** Start Input rows **

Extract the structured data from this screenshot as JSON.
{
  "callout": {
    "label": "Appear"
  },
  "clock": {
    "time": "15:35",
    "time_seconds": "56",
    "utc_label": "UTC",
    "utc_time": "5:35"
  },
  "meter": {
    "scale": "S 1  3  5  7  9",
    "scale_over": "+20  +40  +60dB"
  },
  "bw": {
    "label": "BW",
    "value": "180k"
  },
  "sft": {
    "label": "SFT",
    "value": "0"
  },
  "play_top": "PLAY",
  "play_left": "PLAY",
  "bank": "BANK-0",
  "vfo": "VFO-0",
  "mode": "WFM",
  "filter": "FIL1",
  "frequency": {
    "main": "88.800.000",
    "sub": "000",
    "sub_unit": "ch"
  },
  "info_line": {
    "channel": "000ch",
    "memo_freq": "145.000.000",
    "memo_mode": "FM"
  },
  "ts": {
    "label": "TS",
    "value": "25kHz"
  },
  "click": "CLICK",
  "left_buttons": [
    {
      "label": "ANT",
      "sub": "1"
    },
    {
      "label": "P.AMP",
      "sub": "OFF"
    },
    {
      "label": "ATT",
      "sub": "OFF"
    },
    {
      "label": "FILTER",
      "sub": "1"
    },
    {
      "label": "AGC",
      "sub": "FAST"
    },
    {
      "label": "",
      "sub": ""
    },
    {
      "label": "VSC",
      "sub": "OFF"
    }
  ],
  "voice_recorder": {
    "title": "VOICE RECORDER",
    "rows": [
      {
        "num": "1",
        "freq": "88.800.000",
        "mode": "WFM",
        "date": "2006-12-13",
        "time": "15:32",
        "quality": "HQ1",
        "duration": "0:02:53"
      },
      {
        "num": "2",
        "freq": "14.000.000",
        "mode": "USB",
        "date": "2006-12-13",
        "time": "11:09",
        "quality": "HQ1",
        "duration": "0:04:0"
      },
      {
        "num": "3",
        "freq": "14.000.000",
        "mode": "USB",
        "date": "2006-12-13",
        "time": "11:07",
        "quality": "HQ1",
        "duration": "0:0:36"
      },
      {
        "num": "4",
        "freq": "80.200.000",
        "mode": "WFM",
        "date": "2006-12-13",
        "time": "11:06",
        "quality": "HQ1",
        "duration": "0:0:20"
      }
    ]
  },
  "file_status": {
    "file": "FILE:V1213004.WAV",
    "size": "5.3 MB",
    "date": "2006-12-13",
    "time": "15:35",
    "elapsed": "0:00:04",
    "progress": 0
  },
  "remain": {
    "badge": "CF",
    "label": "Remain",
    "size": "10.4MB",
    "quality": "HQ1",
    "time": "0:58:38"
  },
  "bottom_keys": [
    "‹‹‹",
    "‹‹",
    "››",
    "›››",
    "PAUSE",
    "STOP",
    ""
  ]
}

** End Input rows **

• _What is required_
Each line in the listing above that contains "duration" should be copied.

• _Result for this exercise_
        "duration": "0:02:53"
        "duration": "0:04:0"
        "duration": "0:0:36"
        "duration": "0:0:20"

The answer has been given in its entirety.